● Entries shown
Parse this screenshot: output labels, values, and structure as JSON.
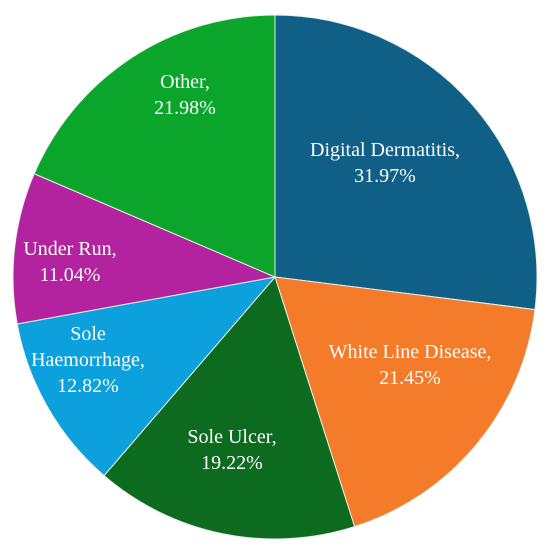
{
  "chart_data": {
    "type": "pie",
    "categories": [
      "Digital Dermatitis,",
      "White Line Disease,",
      "Sole Ulcer,",
      "Sole Haemorrhage,",
      "Under Run,",
      "Other,"
    ],
    "values": [
      31.97,
      21.45,
      19.22,
      12.82,
      11.04,
      21.98
    ],
    "value_labels": [
      "31.97%",
      "21.45%",
      "19.22%",
      "12.82%",
      "11.04%",
      "21.98%"
    ],
    "colors": [
      "#105f87",
      "#f47b2a",
      "#0d6b1f",
      "#0ca0dc",
      "#b3229f",
      "#0ba52c"
    ]
  }
}
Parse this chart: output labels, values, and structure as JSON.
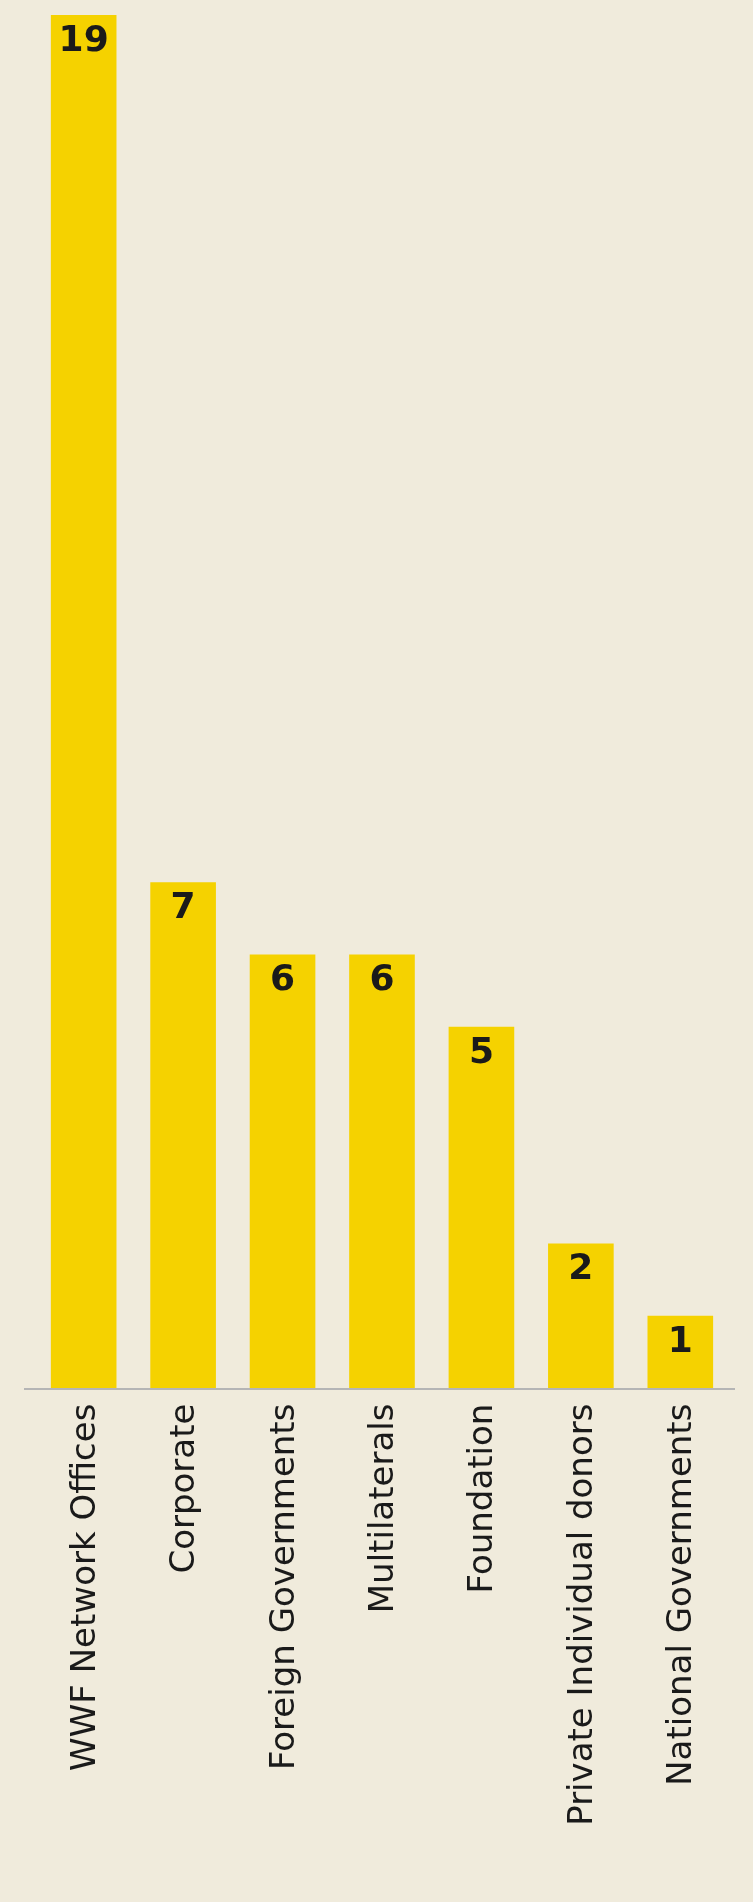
{
  "chart_data": {
    "type": "bar",
    "categories": [
      "WWF Network Offices",
      "Corporate",
      "Foreign Governments",
      "Multilaterals",
      "Foundation",
      "Private Individual donors",
      "National Governments"
    ],
    "values": [
      19,
      7,
      6,
      6,
      5,
      2,
      1
    ],
    "color": "#f5d200",
    "data_labels": true
  }
}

● Prompt
Without including the pictures, reproduce all entries exactly.

● Solution below
Parse this screenshot: output labels, values, and structure as JSON.
{
  "chart_data": {
    "type": "pie",
    "categories": [
      "Digital Dermatitis,",
      "White Line Disease,",
      "Sole Ulcer,",
      "Sole Haemorrhage,",
      "Under Run,",
      "Other,"
    ],
    "values": [
      31.97,
      21.45,
      19.22,
      12.82,
      11.04,
      21.98
    ],
    "value_labels": [
      "31.97%",
      "21.45%",
      "19.22%",
      "12.82%",
      "11.04%",
      "21.98%"
    ],
    "colors": [
      "#105f87",
      "#f47b2a",
      "#0d6b1f",
      "#0ca0dc",
      "#b3229f",
      "#0ba52c"
    ]
  }
}
Parse this chart: output labels, values, and structure as JSON.
{
  "chart_data": {
    "type": "bar",
    "categories": [
      "WWF Network Offices",
      "Corporate",
      "Foreign Governments",
      "Multilaterals",
      "Foundation",
      "Private Individual donors",
      "National Governments"
    ],
    "values": [
      19,
      7,
      6,
      6,
      5,
      2,
      1
    ],
    "color": "#f5d200",
    "data_labels": true
  }
}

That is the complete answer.